**Requirement:** In the listing below, find every line with the string "screenshot" and pull it out.

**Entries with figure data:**
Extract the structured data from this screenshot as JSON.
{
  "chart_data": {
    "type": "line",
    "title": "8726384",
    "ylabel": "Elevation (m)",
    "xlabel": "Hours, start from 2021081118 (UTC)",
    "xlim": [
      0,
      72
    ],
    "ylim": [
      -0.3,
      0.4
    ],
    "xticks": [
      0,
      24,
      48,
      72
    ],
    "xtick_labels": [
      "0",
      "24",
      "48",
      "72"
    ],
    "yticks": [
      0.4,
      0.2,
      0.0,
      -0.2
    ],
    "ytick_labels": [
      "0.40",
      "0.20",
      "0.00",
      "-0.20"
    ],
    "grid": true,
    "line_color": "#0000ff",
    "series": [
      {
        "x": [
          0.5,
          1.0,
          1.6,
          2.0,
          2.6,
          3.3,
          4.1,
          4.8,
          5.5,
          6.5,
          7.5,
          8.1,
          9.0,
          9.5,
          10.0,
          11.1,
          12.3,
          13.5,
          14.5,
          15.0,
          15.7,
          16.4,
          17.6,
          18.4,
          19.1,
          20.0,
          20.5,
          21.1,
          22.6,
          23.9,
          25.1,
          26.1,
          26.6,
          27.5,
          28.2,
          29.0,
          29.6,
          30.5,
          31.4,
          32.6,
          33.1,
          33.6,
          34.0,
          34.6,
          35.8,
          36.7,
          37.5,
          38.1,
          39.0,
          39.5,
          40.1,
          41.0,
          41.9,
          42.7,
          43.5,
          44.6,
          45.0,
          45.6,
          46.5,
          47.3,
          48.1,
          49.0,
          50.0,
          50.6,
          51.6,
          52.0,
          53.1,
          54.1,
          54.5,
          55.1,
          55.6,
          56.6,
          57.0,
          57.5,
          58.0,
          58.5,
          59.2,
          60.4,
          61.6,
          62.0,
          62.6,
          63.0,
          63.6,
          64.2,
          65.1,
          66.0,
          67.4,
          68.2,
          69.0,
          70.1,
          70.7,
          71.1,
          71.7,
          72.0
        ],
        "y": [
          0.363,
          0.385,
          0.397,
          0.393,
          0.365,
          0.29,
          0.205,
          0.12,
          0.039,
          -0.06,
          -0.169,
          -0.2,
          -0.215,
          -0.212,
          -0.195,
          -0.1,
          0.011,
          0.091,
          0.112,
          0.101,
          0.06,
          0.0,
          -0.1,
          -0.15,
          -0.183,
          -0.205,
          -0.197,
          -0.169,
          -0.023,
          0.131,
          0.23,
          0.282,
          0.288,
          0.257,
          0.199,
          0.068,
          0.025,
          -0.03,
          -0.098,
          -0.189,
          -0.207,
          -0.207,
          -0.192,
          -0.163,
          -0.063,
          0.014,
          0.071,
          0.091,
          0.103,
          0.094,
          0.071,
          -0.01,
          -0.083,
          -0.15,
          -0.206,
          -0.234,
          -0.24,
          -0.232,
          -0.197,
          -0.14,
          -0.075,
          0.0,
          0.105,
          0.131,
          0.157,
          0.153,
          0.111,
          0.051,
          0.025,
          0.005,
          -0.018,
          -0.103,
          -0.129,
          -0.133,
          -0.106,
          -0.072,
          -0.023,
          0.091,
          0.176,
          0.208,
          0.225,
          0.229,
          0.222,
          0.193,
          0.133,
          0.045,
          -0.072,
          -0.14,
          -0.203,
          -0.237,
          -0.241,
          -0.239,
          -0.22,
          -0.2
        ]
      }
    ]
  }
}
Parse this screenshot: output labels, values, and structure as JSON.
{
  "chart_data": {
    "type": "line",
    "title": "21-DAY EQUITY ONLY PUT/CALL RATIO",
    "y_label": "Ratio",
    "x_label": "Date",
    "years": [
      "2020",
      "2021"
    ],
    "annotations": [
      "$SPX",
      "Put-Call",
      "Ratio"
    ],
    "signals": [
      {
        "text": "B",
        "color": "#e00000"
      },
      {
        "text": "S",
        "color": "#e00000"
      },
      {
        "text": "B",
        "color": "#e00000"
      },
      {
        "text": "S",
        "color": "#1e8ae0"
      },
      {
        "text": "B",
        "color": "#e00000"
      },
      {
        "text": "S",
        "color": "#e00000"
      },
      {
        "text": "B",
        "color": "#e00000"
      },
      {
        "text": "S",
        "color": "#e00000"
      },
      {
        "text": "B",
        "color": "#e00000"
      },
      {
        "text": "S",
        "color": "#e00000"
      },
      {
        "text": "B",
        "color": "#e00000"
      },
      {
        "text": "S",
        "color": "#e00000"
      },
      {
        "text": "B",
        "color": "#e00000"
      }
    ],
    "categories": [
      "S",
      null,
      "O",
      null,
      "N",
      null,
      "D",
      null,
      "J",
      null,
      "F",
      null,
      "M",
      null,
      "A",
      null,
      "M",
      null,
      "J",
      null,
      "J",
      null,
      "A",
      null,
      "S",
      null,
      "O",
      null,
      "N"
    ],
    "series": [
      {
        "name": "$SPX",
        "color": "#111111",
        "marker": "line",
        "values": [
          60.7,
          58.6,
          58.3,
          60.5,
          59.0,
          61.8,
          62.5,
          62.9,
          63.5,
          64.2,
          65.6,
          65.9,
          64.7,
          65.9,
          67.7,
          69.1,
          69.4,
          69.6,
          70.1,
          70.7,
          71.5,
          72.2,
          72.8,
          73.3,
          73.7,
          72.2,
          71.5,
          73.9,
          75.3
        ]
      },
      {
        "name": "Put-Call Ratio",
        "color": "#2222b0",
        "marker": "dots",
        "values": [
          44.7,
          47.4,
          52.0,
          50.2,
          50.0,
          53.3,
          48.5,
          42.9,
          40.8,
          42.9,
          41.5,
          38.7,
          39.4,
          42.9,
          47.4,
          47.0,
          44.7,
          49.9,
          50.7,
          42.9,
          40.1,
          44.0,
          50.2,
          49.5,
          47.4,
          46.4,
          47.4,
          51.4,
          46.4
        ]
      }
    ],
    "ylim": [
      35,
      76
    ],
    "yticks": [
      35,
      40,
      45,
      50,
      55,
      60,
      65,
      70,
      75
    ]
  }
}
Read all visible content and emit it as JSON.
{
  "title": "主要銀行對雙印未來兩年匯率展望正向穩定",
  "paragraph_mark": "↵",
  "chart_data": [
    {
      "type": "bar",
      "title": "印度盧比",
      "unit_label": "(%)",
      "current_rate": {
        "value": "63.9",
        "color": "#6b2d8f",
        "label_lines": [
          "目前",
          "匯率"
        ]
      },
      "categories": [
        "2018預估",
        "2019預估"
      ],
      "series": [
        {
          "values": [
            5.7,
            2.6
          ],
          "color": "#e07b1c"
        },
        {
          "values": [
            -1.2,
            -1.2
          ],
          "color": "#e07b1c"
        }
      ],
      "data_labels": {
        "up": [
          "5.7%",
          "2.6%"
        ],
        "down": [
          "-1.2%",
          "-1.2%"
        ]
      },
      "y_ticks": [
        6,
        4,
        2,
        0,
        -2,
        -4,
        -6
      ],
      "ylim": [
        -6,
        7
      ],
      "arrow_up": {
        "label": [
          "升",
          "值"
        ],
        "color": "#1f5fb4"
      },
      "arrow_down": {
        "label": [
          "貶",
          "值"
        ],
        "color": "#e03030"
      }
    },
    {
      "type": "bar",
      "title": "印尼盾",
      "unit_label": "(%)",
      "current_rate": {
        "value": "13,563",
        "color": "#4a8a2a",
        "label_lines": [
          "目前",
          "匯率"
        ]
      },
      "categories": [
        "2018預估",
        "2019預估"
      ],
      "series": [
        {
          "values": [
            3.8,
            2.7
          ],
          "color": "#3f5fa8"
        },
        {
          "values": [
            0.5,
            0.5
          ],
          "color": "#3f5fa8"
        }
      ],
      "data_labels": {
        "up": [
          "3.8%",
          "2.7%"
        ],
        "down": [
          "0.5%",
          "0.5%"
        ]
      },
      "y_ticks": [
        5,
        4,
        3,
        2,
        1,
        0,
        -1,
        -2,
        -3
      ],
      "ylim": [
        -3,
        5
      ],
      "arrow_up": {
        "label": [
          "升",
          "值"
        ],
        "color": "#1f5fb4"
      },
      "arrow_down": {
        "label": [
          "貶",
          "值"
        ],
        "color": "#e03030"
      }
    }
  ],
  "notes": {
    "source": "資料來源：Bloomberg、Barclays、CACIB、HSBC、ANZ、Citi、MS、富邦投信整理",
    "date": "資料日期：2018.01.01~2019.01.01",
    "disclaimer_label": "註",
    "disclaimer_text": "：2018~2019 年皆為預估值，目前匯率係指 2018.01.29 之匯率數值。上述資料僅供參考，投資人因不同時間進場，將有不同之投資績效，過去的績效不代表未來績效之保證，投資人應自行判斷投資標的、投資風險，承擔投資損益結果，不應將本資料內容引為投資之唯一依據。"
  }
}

**Solution for this problem:**
Extract the structured data from this screenshot as JSON.
Parse this screenshot: output labels, values, and structure as JSON.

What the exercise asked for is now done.